■ What is required:
Repeat each entry exactly and drop the pictures.

■ Working data:
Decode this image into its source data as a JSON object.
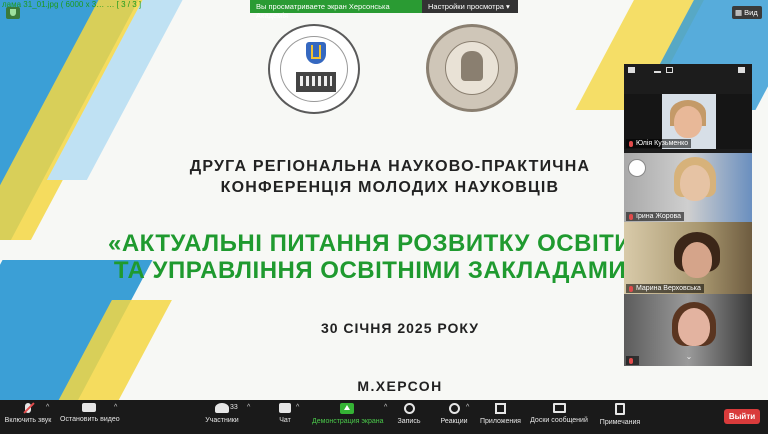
{
  "window": {
    "file_title": "лама 31_01.jpg  ( 6000 x 3…  …  [ 3 / 3 ]"
  },
  "share_banner": {
    "text": "Вы просматриваете экран Херсонська Академія",
    "view_options_label": "Настройки просмотра ▾"
  },
  "view_button": {
    "label": "▦ Вид"
  },
  "slide": {
    "conference_line1": "ДРУГА РЕГІОНАЛЬНА НАУКОВО-ПРАКТИЧНА",
    "conference_line2": "КОНФЕРЕНЦІЯ МОЛОДИХ НАУКОВЦІВ",
    "topic_line1": "«АКТУАЛЬНІ ПИТАННЯ РОЗВИТКУ ОСВІТИ",
    "topic_line2": "ТА УПРАВЛІННЯ ОСВІТНІМИ ЗАКЛАДАМИ",
    "date": "30 СІЧНЯ 2025 РОКУ",
    "city": "М.ХЕРСОН"
  },
  "gallery": {
    "participants": [
      {
        "name": "Юлія Кузьменко"
      },
      {
        "name": "Ірина Жорова"
      },
      {
        "name": "Марина Верховська"
      },
      {
        "name": ""
      }
    ],
    "scroll_down_glyph": "⌄"
  },
  "toolbar": {
    "audio_label": "Включить звук",
    "video_label": "Остановить видео",
    "participants_label": "Участники",
    "participants_count": "33",
    "chat_label": "Чат",
    "share_label": "Демонстрация экрана",
    "record_label": "Запись",
    "reactions_label": "Реакции",
    "apps_label": "Приложения",
    "whiteboards_label": "Доски сообщений",
    "notes_label": "Примечания",
    "leave_label": "Выйти",
    "caret_glyph": "^"
  },
  "colors": {
    "accent_green": "#1f9a2f",
    "share_banner_green": "#2a9b33",
    "leave_red": "#d93b3b",
    "stripe_blue": "#3b9fd6",
    "stripe_yellow": "#f4d743"
  }
}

■ Exercise result:
Decode this image into its source data as a JSON object.
{
  "window": {
    "file_title": "лама 31_01.jpg  ( 6000 x 3…  …  [ 3 / 3 ]"
  },
  "share_banner": {
    "text": "Вы просматриваете экран Херсонська Академія",
    "view_options_label": "Настройки просмотра ▾"
  },
  "view_button": {
    "label": "▦ Вид"
  },
  "slide": {
    "conference_line1": "ДРУГА РЕГІОНАЛЬНА НАУКОВО-ПРАКТИЧНА",
    "conference_line2": "КОНФЕРЕНЦІЯ МОЛОДИХ НАУКОВЦІВ",
    "topic_line1": "«АКТУАЛЬНІ ПИТАННЯ РОЗВИТКУ ОСВІТИ",
    "topic_line2": "ТА УПРАВЛІННЯ ОСВІТНІМИ ЗАКЛАДАМИ",
    "date": "30 СІЧНЯ 2025 РОКУ",
    "city": "М.ХЕРСОН"
  },
  "gallery": {
    "participants": [
      {
        "name": "Юлія Кузьменко"
      },
      {
        "name": "Ірина Жорова"
      },
      {
        "name": "Марина Верховська"
      },
      {
        "name": ""
      }
    ],
    "scroll_down_glyph": "⌄"
  },
  "toolbar": {
    "audio_label": "Включить звук",
    "video_label": "Остановить видео",
    "participants_label": "Участники",
    "participants_count": "33",
    "chat_label": "Чат",
    "share_label": "Демонстрация экрана",
    "record_label": "Запись",
    "reactions_label": "Реакции",
    "apps_label": "Приложения",
    "whiteboards_label": "Доски сообщений",
    "notes_label": "Примечания",
    "leave_label": "Выйти",
    "caret_glyph": "^"
  },
  "colors": {
    "accent_green": "#1f9a2f",
    "share_banner_green": "#2a9b33",
    "leave_red": "#d93b3b",
    "stripe_blue": "#3b9fd6",
    "stripe_yellow": "#f4d743"
  }
}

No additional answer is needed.